+++ Input for this task

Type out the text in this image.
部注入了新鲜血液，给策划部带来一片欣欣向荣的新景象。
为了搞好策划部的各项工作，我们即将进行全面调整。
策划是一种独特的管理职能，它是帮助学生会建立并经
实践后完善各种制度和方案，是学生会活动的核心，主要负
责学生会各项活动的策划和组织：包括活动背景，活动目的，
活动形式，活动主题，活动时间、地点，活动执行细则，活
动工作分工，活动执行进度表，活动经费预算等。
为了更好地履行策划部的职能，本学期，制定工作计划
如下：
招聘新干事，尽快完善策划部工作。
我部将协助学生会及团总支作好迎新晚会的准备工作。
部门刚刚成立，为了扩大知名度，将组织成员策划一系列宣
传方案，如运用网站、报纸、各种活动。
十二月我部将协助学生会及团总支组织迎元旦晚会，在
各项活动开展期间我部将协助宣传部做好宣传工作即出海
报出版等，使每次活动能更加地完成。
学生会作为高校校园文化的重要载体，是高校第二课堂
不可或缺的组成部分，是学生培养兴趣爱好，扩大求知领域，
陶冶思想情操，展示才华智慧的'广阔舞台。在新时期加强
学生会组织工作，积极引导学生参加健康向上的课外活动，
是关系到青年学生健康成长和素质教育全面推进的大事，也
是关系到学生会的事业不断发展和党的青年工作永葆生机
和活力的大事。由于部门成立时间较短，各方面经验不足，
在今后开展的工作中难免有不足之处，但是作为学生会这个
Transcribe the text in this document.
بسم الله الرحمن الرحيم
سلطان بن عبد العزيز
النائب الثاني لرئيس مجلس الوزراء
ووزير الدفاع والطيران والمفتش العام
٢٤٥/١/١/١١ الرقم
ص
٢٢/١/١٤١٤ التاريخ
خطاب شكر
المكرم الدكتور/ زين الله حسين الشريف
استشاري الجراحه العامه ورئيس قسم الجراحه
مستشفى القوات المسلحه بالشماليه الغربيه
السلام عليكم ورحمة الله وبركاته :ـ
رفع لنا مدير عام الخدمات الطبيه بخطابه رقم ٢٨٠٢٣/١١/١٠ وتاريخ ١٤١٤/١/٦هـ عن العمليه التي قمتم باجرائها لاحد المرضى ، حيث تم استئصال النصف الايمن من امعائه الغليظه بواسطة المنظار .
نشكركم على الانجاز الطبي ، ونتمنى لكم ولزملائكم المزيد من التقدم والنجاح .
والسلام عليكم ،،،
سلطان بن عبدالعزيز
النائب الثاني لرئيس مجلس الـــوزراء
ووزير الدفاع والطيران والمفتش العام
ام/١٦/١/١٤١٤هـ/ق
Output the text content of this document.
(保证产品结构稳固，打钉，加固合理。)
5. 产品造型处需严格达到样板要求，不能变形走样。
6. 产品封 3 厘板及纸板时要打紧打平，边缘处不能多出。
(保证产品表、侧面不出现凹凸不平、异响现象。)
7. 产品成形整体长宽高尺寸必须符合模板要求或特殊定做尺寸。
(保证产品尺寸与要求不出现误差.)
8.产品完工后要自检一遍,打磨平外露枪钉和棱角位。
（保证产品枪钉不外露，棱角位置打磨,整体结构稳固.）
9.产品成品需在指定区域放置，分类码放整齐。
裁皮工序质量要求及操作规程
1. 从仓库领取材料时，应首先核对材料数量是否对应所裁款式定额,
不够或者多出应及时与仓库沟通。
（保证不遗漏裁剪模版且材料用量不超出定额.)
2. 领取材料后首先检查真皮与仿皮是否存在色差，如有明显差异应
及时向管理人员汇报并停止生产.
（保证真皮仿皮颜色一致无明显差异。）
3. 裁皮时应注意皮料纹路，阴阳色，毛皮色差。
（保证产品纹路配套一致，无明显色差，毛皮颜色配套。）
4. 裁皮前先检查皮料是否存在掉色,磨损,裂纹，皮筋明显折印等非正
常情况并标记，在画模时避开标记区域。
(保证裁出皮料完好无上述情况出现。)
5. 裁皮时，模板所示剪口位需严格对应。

++++++

(What is needed)
Reproduce exactly, with nothing added, the lines from the one that contains "Output the text content of this document." to the end of the data.

(Response to the task)
Output the text content of this document.
(保证产品结构稳固，打钉，加固合理。)
5. 产品造型处需严格达到样板要求，不能变形走样。
6. 产品封 3 厘板及纸板时要打紧打平，边缘处不能多出。
(保证产品表、侧面不出现凹凸不平、异响现象。)
7. 产品成形整体长宽高尺寸必须符合模板要求或特殊定做尺寸。
(保证产品尺寸与要求不出现误差.)
8.产品完工后要自检一遍,打磨平外露枪钉和棱角位。
（保证产品枪钉不外露，棱角位置打磨,整体结构稳固.）
9.产品成品需在指定区域放置，分类码放整齐。
裁皮工序质量要求及操作规程
1. 从仓库领取材料时，应首先核对材料数量是否对应所裁款式定额,
不够或者多出应及时与仓库沟通。
（保证不遗漏裁剪模版且材料用量不超出定额.)
2. 领取材料后首先检查真皮与仿皮是否存在色差，如有明显差异应
及时向管理人员汇报并停止生产.
（保证真皮仿皮颜色一致无明显差异。）
3. 裁皮时应注意皮料纹路，阴阳色，毛皮色差。
（保证产品纹路配套一致，无明显色差，毛皮颜色配套。）
4. 裁皮前先检查皮料是否存在掉色,磨损,裂纹，皮筋明显折印等非正
常情况并标记，在画模时避开标记区域。
(保证裁出皮料完好无上述情况出现。)
5. 裁皮时，模板所示剪口位需严格对应。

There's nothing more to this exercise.